__任务__
(a) 在原文中,quantization_kernels_parallel.c 编译失败后,程序改用了什么?
(b) 原文建议在加载含自定义代码的配置和模型时显式传入 revision。请用一到三句话说明原文给出的理由。

::: 原文 :::

用GPU加载chatglm-6b-int4模型,kernel编译失败:
>>> from transformers import AutoTokenizer, AutoModel
>>> model = AutoModel.from_pretrained("./chatglm-6b-int4", trust_remote_code=True).half().cuda()
Explicitly passing a ‘revision’ is encouraged when loading a configuration with custom code to ensure no malicious code has been contributed in a newer revision.
Explicitly passing a ‘revision’ is encouraged when loading a model with custom code to ensure no malicious code has been contributed in a newer revision.
No compiled kernel found.
Compiling kernels : /home/pollymars/.cache/huggingface/modules/transformers_modules/local/quantization_kernels_parallel.c
Compiling gcc -O3 -pthread -fopenmp -std=c99 /home/pollymars/.cache/huggingface/modules/transformers_modules/local/quantization_kernels_parallel.c -shared -o /home/pollymars/.cache/huggingface/modules/transformers_modules/local/quantization_kernels_parallel.so
/usr/bin/ld: /tmp/ccjNdJf6.o: relocation R_x86_64_32 against '. text ' can not be used when making a shared object; recompile with - fPIC
/tmp/ccjNdJf6.o: error adding symbols: Bad value
collect2: error: ld returned 1 exit status
Compile failed , using default cpu kernel code.
Compiling gcc -O3 -fPIC -std=c99 /home/pollymars/.cache/huggingface/modules/transformers_modules/local/quantization_kernels.c -shared -o /home/pollymars/.cache/huggingface/modules/transformers_modules/local/quantization_kernels.so
Kernels compiled : /home/pollymars/.cache/huggingface/modules/transformers_modules/local/quantization_kernels.so
Cannot load cpu kernel, don't use quantized model on cpu.

::: 数据部分 :::

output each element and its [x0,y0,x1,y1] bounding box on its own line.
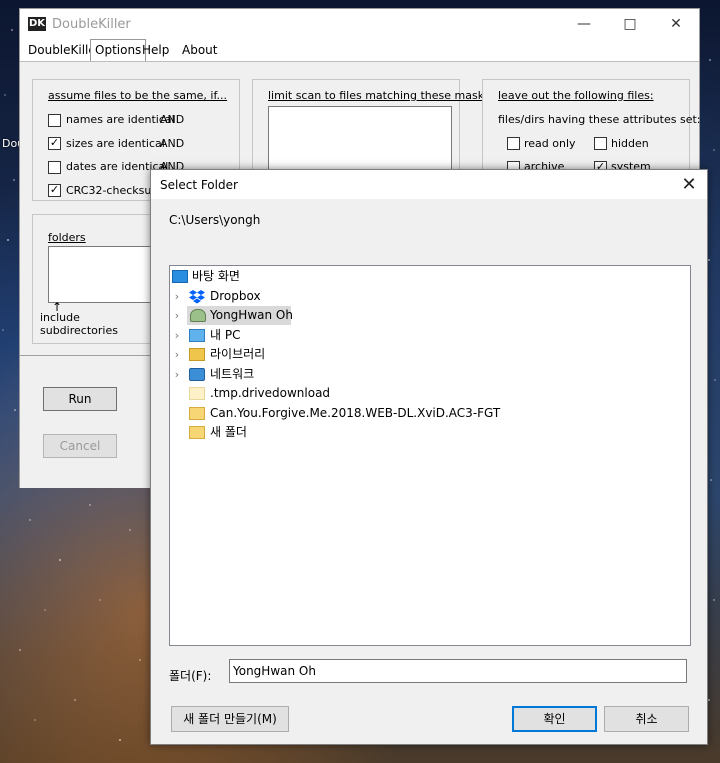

:::

__参考答案__
(a) 程序改用了默认的 CPU kernel 代码。

(b) 这样做是为了确保较新的版本中没有混入恶意代码。原文在加载配置和加载模型时各给出了一次这条提示。